--- begin Data lines ---
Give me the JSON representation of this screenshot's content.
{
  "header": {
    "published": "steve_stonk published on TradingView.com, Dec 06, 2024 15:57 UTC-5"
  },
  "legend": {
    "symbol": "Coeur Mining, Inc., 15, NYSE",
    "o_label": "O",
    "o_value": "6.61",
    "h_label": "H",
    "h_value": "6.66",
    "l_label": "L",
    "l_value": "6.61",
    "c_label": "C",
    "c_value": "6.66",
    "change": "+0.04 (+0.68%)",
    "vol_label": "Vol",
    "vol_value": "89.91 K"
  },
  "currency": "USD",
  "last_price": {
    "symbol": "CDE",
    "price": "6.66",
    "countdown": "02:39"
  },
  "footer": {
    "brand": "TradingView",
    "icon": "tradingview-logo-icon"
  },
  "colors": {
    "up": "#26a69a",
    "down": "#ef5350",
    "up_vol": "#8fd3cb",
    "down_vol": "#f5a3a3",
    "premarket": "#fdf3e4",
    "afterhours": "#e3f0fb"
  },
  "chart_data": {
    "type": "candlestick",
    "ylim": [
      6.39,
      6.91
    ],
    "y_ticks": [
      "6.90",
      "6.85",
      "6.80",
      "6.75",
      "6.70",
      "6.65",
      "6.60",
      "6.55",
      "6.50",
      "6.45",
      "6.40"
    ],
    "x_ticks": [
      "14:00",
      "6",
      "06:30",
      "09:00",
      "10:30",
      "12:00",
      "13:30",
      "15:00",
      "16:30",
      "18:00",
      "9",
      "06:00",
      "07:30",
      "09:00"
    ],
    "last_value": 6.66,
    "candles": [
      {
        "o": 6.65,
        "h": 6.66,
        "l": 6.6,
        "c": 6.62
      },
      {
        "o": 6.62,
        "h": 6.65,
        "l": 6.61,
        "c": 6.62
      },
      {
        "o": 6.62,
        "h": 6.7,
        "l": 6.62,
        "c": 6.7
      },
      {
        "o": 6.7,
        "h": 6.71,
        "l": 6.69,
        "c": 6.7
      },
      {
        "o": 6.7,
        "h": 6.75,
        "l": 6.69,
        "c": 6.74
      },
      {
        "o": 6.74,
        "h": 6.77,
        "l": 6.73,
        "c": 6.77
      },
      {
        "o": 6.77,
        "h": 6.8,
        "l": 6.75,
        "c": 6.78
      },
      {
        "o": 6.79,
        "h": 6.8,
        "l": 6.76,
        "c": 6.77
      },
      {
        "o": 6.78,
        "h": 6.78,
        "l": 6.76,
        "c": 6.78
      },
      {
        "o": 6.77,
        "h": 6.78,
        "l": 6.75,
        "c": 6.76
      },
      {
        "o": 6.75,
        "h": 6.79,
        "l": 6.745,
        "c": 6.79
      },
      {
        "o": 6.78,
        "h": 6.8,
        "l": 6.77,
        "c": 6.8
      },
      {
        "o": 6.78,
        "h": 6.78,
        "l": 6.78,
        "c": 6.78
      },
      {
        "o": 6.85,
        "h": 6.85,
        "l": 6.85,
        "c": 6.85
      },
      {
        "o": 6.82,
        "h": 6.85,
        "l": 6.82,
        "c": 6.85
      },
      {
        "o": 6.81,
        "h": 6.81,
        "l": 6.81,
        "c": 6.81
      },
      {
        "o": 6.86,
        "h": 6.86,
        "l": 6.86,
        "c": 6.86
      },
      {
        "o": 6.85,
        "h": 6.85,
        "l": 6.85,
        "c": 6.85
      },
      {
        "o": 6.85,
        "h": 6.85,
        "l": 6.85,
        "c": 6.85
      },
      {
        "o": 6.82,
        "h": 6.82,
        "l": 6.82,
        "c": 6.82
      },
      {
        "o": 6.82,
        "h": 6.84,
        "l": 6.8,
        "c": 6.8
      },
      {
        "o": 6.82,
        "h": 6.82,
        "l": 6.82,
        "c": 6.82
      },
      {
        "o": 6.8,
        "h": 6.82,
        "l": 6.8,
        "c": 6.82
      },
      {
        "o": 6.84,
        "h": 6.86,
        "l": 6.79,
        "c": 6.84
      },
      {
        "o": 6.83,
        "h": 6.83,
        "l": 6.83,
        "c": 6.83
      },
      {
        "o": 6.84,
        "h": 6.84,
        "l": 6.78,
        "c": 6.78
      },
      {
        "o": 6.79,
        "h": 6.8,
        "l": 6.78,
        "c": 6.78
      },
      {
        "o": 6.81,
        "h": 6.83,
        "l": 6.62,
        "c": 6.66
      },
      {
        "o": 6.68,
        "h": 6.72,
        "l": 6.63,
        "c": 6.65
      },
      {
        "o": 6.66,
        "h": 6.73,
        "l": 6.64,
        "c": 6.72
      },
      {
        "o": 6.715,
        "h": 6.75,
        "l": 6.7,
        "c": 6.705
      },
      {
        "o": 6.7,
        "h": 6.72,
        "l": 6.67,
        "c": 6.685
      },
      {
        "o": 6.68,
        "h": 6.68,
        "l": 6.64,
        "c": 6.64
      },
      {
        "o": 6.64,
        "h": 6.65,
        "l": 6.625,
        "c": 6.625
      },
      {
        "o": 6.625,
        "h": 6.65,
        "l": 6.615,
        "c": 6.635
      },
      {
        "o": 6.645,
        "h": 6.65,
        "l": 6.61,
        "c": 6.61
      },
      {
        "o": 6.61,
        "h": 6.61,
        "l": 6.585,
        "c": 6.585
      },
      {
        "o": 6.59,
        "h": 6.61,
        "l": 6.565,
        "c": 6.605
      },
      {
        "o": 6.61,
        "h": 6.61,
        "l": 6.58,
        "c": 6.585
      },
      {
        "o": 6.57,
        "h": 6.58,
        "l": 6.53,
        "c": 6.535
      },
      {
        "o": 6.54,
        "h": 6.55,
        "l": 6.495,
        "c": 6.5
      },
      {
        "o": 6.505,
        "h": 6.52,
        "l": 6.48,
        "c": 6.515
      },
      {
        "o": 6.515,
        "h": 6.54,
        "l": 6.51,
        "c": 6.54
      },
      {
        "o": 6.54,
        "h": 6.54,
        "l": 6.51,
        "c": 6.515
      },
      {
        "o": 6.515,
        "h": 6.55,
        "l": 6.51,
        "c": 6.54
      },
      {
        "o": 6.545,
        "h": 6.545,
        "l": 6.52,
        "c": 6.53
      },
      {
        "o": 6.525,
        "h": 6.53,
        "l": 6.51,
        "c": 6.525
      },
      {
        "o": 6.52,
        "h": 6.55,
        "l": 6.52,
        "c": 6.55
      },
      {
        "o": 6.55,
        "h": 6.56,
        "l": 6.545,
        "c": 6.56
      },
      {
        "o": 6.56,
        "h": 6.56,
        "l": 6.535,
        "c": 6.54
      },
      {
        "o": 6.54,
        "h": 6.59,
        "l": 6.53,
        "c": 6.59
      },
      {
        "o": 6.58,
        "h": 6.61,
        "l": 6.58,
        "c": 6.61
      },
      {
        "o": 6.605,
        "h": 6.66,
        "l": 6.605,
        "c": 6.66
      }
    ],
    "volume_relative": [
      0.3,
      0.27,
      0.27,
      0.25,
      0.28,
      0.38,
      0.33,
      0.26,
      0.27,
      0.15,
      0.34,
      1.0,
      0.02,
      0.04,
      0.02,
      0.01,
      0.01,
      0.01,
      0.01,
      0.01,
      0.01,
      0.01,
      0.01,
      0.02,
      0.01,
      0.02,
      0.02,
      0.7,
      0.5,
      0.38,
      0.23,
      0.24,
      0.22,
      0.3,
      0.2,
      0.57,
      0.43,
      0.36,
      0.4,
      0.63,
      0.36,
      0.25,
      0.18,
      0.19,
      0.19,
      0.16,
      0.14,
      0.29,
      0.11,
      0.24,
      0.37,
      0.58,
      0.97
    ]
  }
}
--- end Data lines ---
▶ [Work instructions]
Go through the records and gather the lines that hold "symbol".

▶ [Output of the exercise]
    "symbol": "Coeur Mining, Inc., 15, NYSE",
    "symbol": "CDE",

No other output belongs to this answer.